Retype the line in which "Extract the structured" appears, then every line after it until the records end. Leave out the pictures.

>> BEGIN Data section

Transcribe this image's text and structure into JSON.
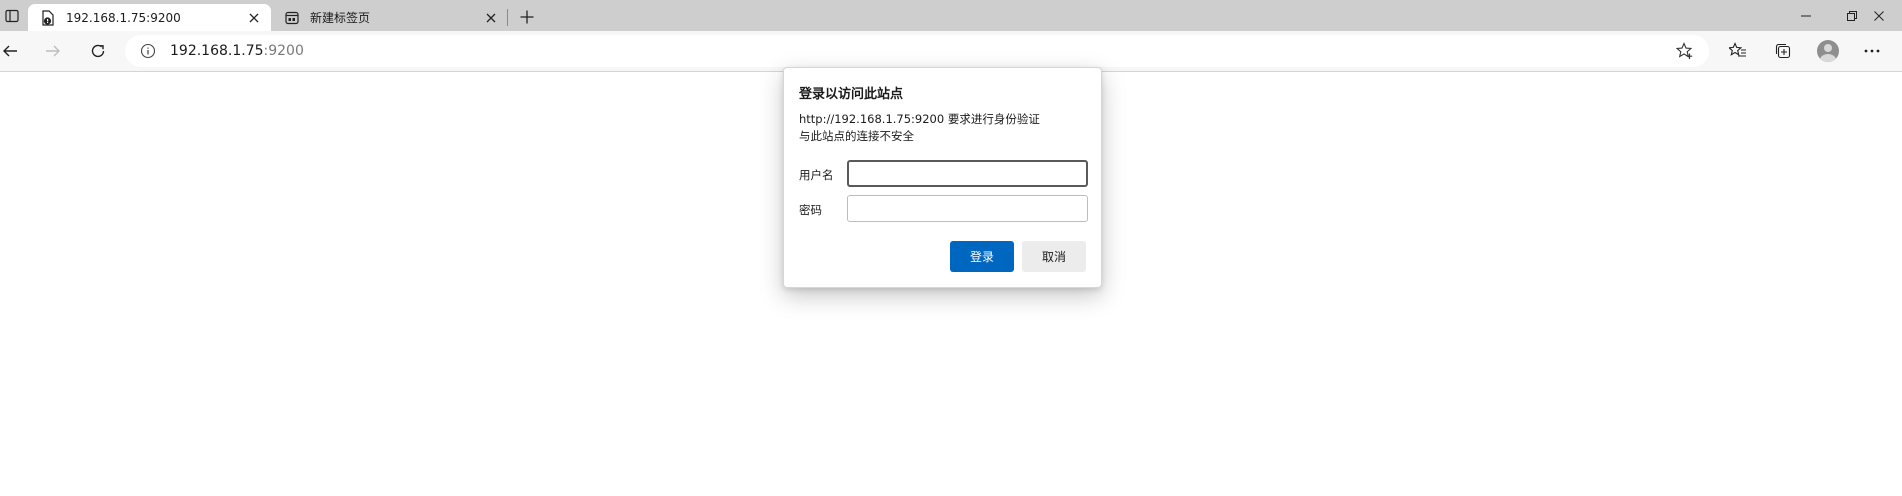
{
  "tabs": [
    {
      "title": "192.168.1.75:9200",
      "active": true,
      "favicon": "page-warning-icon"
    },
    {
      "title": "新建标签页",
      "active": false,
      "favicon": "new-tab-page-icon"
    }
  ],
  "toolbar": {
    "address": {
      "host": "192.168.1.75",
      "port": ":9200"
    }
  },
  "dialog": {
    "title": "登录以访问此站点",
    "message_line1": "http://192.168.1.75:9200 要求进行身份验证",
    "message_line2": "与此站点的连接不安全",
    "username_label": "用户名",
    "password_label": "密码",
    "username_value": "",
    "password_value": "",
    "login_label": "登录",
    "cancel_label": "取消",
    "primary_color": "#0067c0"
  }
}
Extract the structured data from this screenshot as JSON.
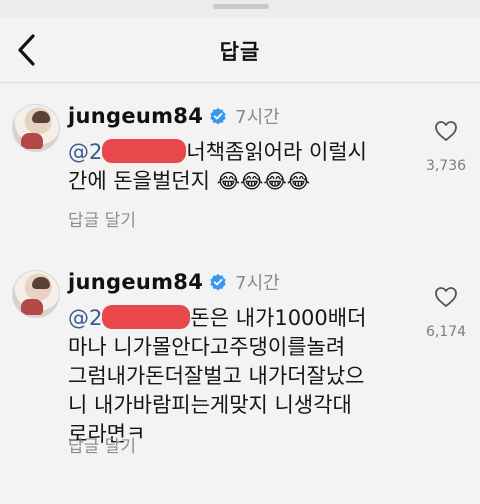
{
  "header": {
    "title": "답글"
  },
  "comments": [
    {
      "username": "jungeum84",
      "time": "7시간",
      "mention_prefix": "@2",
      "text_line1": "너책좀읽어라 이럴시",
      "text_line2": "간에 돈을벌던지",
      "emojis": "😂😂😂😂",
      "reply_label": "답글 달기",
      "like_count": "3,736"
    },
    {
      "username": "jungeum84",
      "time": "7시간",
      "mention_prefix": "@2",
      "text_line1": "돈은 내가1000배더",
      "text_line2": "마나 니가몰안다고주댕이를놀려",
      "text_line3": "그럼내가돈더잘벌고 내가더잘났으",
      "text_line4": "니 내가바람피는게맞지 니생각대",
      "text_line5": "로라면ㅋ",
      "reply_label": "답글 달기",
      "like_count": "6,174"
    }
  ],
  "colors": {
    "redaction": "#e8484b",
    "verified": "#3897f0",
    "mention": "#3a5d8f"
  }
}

>> END Data section

== Reply ==
Extract the structured data from this screenshot as JSON.
{
  "header": {
    "title": "답글"
  },
  "comments": [
    {
      "username": "jungeum84",
      "time": "7시간",
      "mention_prefix": "@2",
      "text_line1": "너책좀읽어라 이럴시",
      "text_line2": "간에 돈을벌던지",
      "emojis": "😂😂😂😂",
      "reply_label": "답글 달기",
      "like_count": "3,736"
    },
    {
      "username": "jungeum84",
      "time": "7시간",
      "mention_prefix": "@2",
      "text_line1": "돈은 내가1000배더",
      "text_line2": "마나 니가몰안다고주댕이를놀려",
      "text_line3": "그럼내가돈더잘벌고 내가더잘났으",
      "text_line4": "니 내가바람피는게맞지 니생각대",
      "text_line5": "로라면ㅋ",
      "reply_label": "답글 달기",
      "like_count": "6,174"
    }
  ],
  "colors": {
    "redaction": "#e8484b",
    "verified": "#3897f0",
    "mention": "#3a5d8f"
  }
}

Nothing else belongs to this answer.